Copy all lines below exactly as written. Leave pictures out.

Extracted data entries
********************

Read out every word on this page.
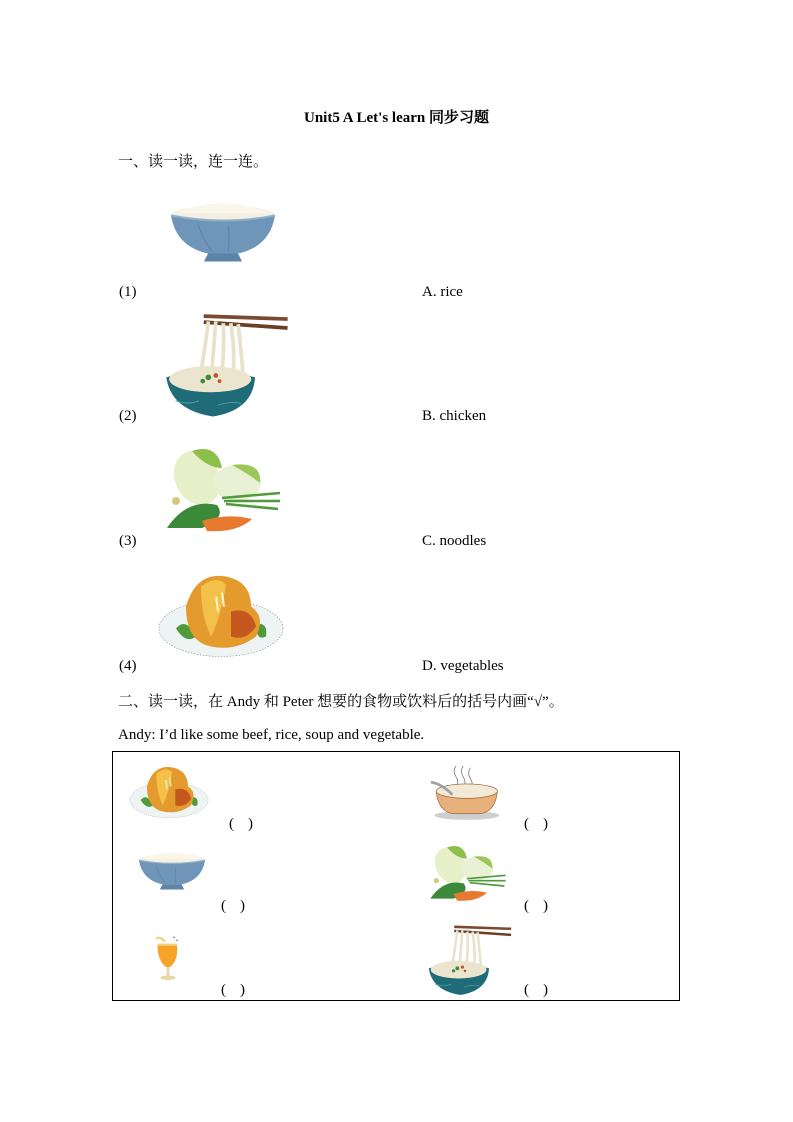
Unit5 A Let's learn 同步习题
一、读一读，连一连。
(1)	A. rice
(2)	B. chicken
(3)	C. noodles
(4)	D. vegetables
二、读一读，在 Andy 和 Peter 想要的食物或饮料后的括号内画“√”。
Andy: I’d like some beef, rice, soup and vegetable.
( )	( )
( )	( )
( )	( )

********************

SOLUTION FOR THIS PROBLEM
Read out every word on this page.
Unit5 A Let's learn 同步习题
一、读一读，连一连。
(1)	A. rice
(2)	B. chicken
(3)	C. noodles
(4)	D. vegetables
二、读一读，在 Andy 和 Peter 想要的食物或饮料后的括号内画“√”。
Andy: I’d like some beef, rice, soup and vegetable.
( )	( )
( )	( )
( )	( )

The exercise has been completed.